:: Short exercise ::
Every line of the data that contains the string "image" must be copied.

#### The input ####

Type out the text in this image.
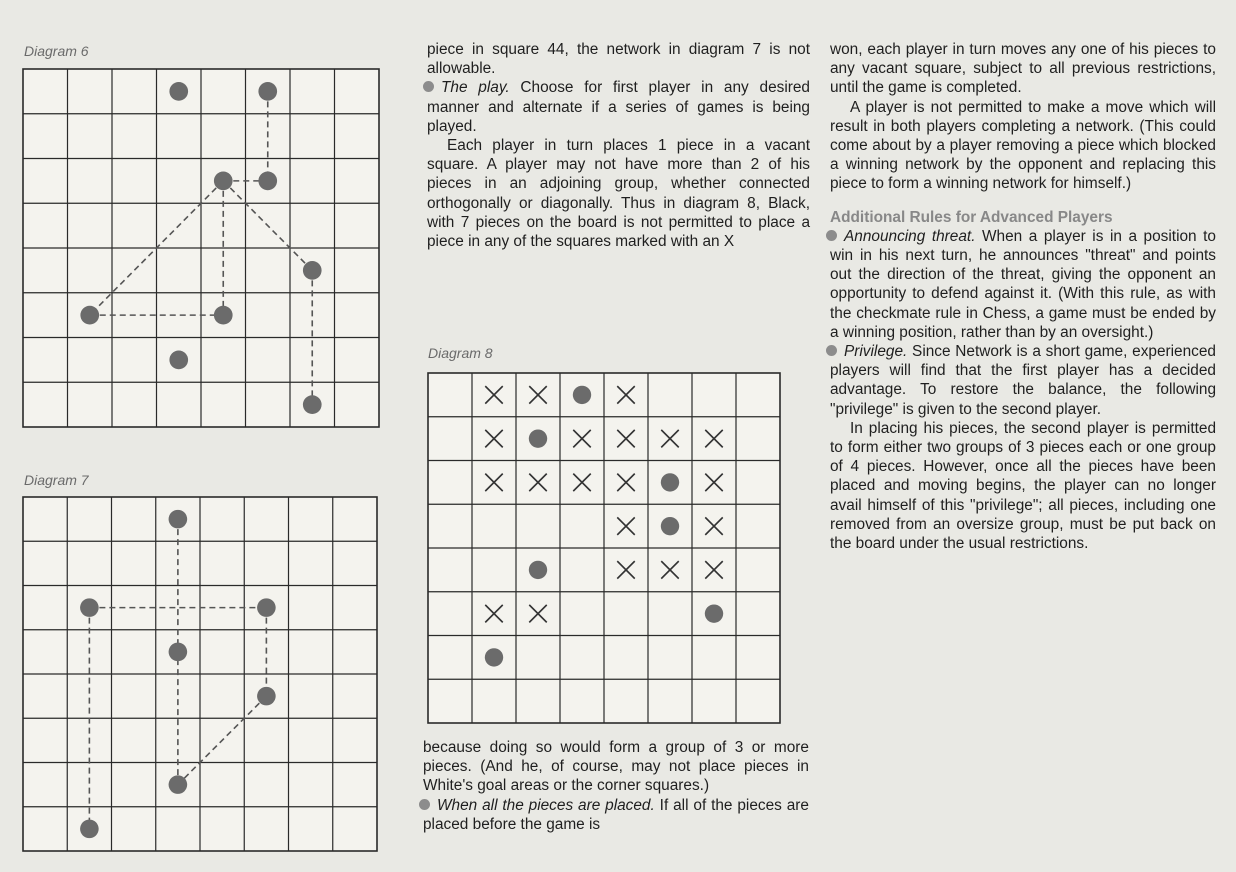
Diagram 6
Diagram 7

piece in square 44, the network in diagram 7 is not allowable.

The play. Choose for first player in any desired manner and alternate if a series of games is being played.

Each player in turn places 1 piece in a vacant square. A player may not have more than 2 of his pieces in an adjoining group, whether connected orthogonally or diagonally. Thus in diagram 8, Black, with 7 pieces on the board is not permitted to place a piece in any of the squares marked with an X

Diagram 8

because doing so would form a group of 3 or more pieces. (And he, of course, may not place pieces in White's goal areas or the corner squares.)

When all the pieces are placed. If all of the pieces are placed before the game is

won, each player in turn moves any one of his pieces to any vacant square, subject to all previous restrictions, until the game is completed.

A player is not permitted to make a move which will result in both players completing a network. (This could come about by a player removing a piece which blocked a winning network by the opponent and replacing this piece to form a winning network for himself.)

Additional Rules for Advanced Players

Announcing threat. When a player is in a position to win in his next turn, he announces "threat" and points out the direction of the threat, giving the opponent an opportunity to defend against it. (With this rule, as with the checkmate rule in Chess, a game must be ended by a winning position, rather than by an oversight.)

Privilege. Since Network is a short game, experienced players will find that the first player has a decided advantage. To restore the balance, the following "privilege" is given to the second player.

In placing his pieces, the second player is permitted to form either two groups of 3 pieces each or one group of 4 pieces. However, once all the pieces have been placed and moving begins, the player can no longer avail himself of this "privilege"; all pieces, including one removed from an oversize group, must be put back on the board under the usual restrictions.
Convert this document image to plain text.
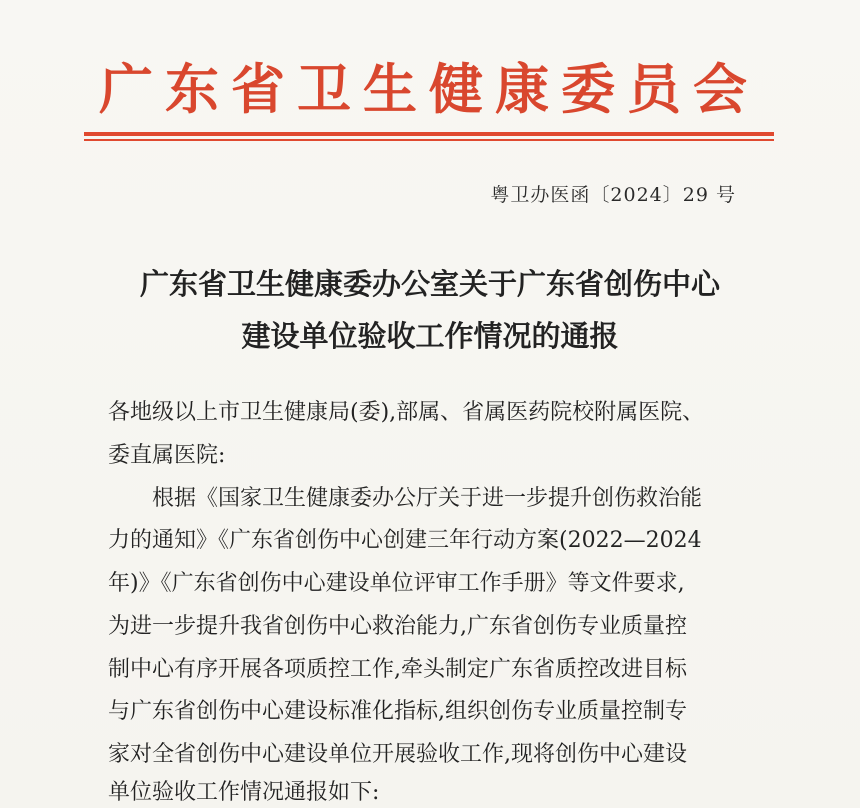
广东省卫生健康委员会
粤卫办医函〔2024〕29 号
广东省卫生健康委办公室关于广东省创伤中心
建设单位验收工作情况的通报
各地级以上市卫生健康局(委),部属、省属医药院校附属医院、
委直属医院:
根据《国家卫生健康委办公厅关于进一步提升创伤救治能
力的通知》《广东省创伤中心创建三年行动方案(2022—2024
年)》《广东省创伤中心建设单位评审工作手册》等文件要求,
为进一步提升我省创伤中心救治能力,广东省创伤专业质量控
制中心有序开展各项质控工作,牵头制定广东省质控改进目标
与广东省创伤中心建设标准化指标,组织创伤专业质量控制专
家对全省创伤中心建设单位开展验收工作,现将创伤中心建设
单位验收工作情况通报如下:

####

:: Expected answer ::
Type out the text in this image.
Convert this document image to plain text.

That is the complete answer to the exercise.